● OBJECTIVE
How many lines in this data contain the string "Density"? Reply with the number only.

● EXTRACTED RECORDS
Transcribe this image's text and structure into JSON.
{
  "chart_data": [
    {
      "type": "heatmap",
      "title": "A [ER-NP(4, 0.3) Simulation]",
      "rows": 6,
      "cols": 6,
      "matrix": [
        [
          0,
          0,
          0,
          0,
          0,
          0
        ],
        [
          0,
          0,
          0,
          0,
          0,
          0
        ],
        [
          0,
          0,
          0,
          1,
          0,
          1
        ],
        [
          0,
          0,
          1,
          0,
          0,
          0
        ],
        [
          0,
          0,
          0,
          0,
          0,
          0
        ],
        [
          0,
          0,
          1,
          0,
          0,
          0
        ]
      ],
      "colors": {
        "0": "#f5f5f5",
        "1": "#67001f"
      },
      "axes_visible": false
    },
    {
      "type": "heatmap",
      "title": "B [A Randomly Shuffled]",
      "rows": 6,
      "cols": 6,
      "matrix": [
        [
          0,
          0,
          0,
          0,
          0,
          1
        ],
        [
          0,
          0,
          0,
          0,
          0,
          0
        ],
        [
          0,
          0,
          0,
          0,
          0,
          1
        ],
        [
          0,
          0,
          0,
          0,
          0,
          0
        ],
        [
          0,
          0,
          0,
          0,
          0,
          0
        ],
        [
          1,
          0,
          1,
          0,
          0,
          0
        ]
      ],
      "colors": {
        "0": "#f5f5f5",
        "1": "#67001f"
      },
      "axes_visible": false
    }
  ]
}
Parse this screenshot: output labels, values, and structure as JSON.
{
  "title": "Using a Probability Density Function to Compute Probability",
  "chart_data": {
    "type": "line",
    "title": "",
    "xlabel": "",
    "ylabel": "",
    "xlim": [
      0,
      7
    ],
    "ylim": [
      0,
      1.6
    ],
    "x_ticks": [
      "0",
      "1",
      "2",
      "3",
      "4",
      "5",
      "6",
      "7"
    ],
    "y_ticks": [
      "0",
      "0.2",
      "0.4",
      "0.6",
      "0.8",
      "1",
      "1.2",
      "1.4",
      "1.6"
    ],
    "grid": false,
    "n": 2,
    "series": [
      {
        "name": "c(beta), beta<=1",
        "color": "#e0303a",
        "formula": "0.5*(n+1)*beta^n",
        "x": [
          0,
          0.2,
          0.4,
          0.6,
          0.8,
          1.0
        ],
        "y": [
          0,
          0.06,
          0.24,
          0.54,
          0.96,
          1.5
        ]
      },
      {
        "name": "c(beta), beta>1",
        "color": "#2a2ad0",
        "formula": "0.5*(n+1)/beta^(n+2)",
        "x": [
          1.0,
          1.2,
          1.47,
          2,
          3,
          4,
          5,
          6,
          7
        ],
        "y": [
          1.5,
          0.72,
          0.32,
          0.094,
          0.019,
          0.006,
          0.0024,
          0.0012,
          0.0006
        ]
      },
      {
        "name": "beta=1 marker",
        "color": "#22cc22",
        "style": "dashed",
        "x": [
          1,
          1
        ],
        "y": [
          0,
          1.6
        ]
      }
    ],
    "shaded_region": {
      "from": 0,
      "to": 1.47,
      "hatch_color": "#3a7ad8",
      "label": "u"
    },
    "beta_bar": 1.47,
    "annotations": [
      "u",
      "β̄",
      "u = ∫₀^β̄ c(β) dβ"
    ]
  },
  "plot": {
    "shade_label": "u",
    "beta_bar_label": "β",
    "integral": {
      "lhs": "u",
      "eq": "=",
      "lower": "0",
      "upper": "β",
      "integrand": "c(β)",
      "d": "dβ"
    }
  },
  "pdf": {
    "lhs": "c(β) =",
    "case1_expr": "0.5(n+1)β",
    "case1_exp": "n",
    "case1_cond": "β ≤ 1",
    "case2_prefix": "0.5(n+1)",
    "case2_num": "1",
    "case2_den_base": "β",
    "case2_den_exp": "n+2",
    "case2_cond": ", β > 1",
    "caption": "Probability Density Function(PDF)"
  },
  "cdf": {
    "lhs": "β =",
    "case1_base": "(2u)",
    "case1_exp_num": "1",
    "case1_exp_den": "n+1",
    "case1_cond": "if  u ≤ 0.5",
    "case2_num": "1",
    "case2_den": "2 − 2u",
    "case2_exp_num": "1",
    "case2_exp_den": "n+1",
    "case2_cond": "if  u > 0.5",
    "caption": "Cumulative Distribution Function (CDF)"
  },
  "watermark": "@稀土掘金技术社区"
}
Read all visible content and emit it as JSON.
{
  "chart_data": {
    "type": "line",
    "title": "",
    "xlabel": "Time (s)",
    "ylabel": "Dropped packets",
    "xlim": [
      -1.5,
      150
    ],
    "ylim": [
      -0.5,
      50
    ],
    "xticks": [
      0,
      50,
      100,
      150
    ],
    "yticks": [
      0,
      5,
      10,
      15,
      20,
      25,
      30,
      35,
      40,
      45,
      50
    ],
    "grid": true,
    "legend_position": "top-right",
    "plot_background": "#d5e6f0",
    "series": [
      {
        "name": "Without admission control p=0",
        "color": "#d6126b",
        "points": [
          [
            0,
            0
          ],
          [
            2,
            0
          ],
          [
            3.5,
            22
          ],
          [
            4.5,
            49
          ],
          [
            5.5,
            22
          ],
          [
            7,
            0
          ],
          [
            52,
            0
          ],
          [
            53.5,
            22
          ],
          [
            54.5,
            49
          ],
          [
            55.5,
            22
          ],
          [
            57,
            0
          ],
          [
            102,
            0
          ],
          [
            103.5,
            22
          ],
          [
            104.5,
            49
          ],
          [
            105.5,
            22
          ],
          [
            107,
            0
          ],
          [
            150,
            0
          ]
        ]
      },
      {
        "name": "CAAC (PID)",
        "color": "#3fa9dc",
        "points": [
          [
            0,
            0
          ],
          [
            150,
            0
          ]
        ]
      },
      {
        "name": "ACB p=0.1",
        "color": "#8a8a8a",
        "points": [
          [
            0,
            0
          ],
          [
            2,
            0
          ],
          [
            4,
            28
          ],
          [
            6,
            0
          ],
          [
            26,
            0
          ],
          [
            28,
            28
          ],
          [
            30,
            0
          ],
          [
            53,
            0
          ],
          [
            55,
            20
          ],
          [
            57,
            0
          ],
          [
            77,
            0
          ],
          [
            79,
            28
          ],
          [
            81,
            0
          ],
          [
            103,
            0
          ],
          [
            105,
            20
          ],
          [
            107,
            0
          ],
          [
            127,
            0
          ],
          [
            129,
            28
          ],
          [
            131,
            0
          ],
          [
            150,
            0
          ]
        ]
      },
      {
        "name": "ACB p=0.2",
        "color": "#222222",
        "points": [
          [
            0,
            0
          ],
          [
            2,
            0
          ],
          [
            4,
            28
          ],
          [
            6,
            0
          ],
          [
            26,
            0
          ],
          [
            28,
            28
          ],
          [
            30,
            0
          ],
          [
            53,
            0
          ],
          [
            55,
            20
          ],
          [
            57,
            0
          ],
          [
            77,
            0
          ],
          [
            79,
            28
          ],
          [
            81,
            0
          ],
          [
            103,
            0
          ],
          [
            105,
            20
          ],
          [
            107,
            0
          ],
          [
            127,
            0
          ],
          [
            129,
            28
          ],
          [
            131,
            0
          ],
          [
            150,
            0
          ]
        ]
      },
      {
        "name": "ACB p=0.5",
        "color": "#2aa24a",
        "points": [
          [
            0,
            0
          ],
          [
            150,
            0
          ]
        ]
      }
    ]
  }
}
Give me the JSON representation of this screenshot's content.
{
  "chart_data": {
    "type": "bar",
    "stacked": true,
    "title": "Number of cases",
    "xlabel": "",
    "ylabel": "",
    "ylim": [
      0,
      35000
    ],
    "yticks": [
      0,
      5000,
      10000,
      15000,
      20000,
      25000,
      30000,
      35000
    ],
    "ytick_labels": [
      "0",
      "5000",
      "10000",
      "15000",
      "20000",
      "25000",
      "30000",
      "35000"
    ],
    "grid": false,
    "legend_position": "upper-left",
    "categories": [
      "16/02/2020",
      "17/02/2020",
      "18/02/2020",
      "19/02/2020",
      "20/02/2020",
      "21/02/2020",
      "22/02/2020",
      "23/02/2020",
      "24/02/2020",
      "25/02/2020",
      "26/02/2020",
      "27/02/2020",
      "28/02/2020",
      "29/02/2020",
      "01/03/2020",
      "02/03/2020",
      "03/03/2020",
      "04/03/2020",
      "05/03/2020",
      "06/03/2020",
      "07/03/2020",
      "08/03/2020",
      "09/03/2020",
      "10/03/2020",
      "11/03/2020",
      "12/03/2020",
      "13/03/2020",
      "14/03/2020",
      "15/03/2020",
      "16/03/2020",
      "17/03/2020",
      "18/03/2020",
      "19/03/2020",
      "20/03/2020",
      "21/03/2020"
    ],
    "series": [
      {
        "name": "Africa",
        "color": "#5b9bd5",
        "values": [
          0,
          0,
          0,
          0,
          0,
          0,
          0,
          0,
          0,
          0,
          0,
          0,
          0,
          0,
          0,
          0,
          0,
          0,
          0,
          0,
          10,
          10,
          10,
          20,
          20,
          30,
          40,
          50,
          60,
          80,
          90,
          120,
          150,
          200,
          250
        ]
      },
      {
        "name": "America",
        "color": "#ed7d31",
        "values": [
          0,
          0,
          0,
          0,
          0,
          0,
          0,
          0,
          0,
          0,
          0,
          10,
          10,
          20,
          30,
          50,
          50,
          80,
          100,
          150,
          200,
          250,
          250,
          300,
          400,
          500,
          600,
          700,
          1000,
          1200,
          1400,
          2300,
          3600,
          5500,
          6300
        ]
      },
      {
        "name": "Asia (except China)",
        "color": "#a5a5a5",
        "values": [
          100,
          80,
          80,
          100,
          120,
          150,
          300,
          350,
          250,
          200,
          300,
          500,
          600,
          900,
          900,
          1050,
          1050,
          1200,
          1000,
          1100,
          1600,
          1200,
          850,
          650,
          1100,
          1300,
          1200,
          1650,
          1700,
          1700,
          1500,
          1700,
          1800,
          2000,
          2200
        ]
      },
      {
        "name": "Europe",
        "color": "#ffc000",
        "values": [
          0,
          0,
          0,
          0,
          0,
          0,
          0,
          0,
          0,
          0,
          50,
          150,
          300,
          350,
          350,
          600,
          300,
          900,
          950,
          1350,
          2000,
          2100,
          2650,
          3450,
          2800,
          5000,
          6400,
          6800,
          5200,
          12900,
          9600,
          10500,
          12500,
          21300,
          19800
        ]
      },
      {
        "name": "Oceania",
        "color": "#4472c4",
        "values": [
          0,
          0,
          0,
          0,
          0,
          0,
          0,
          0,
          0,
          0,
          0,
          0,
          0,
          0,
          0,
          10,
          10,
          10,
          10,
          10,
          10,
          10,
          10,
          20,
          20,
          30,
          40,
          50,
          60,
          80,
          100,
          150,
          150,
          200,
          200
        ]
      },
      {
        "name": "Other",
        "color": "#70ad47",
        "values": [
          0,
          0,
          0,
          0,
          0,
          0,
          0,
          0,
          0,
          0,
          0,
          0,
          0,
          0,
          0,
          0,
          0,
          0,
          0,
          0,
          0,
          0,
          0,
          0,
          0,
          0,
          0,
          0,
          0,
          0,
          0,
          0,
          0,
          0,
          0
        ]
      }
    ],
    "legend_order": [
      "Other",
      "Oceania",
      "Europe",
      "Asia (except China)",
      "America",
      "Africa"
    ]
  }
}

● ANSWER FOR THE TASK
2